-------- Bereitgestellte Daten --------

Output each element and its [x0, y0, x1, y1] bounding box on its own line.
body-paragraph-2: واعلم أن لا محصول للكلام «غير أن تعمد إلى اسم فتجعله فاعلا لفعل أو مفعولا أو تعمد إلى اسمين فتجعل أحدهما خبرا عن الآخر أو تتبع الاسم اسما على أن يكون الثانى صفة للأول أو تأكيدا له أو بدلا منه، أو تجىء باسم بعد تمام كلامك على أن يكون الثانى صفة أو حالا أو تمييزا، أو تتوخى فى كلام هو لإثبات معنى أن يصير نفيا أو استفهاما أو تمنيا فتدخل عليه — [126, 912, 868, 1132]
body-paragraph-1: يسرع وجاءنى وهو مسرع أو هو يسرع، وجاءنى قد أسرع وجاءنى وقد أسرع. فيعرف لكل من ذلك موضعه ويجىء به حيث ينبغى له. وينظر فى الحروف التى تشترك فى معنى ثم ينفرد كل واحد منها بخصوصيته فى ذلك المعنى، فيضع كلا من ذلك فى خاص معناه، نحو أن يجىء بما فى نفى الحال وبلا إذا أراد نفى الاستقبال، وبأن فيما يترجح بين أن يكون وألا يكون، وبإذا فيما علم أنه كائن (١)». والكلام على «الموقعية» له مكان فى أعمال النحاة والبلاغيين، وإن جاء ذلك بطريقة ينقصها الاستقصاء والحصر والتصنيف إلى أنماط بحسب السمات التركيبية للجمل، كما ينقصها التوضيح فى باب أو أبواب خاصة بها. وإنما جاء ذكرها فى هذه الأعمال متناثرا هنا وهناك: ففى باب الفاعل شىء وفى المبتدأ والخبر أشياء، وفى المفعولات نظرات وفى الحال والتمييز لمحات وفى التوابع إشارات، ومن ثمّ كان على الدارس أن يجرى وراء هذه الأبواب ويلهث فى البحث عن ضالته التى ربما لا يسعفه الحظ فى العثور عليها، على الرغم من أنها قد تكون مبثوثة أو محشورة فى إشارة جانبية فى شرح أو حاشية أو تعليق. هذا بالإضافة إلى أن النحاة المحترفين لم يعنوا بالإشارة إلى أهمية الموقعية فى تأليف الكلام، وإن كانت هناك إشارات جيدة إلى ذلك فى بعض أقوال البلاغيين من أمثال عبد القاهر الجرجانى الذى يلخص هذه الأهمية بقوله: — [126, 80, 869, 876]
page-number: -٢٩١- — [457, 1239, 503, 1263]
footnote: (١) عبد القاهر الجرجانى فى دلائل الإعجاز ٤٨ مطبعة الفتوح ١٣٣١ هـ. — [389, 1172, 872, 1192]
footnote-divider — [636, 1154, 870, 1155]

--------

## Arbeitsauftrag
Schreiben Sie sämtliche obigen Daten Zeile für Zeile in unveränderter Form ab.

## Ergebnis
Output each element and its [x0, y0, x1, y1] bounding box on its own line.
body-paragraph-2: واعلم أن لا محصول للكلام «غير أن تعمد إلى اسم فتجعله فاعلا لفعل أو مفعولا أو تعمد إلى اسمين فتجعل أحدهما خبرا عن الآخر أو تتبع الاسم اسما على أن يكون الثانى صفة للأول أو تأكيدا له أو بدلا منه، أو تجىء باسم بعد تمام كلامك على أن يكون الثانى صفة أو حالا أو تمييزا، أو تتوخى فى كلام هو لإثبات معنى أن يصير نفيا أو استفهاما أو تمنيا فتدخل عليه — [126, 912, 868, 1132]
body-paragraph-1: يسرع وجاءنى وهو مسرع أو هو يسرع، وجاءنى قد أسرع وجاءنى وقد أسرع. فيعرف لكل من ذلك موضعه ويجىء به حيث ينبغى له. وينظر فى الحروف التى تشترك فى معنى ثم ينفرد كل واحد منها بخصوصيته فى ذلك المعنى، فيضع كلا من ذلك فى خاص معناه، نحو أن يجىء بما فى نفى الحال وبلا إذا أراد نفى الاستقبال، وبأن فيما يترجح بين أن يكون وألا يكون، وبإذا فيما علم أنه كائن (١)». والكلام على «الموقعية» له مكان فى أعمال النحاة والبلاغيين، وإن جاء ذلك بطريقة ينقصها الاستقصاء والحصر والتصنيف إلى أنماط بحسب السمات التركيبية للجمل، كما ينقصها التوضيح فى باب أو أبواب خاصة بها. وإنما جاء ذكرها فى هذه الأعمال متناثرا هنا وهناك: ففى باب الفاعل شىء وفى المبتدأ والخبر أشياء، وفى المفعولات نظرات وفى الحال والتمييز لمحات وفى التوابع إشارات، ومن ثمّ كان على الدارس أن يجرى وراء هذه الأبواب ويلهث فى البحث عن ضالته التى ربما لا يسعفه الحظ فى العثور عليها، على الرغم من أنها قد تكون مبثوثة أو محشورة فى إشارة جانبية فى شرح أو حاشية أو تعليق. هذا بالإضافة إلى أن النحاة المحترفين لم يعنوا بالإشارة إلى أهمية الموقعية فى تأليف الكلام، وإن كانت هناك إشارات جيدة إلى ذلك فى بعض أقوال البلاغيين من أمثال عبد القاهر الجرجانى الذى يلخص هذه الأهمية بقوله: — [126, 80, 869, 876]
page-number: -٢٩١- — [457, 1239, 503, 1263]
footnote: (١) عبد القاهر الجرجانى فى دلائل الإعجاز ٤٨ مطبعة الفتوح ١٣٣١ هـ. — [389, 1172, 872, 1192]
footnote-divider — [636, 1154, 870, 1155]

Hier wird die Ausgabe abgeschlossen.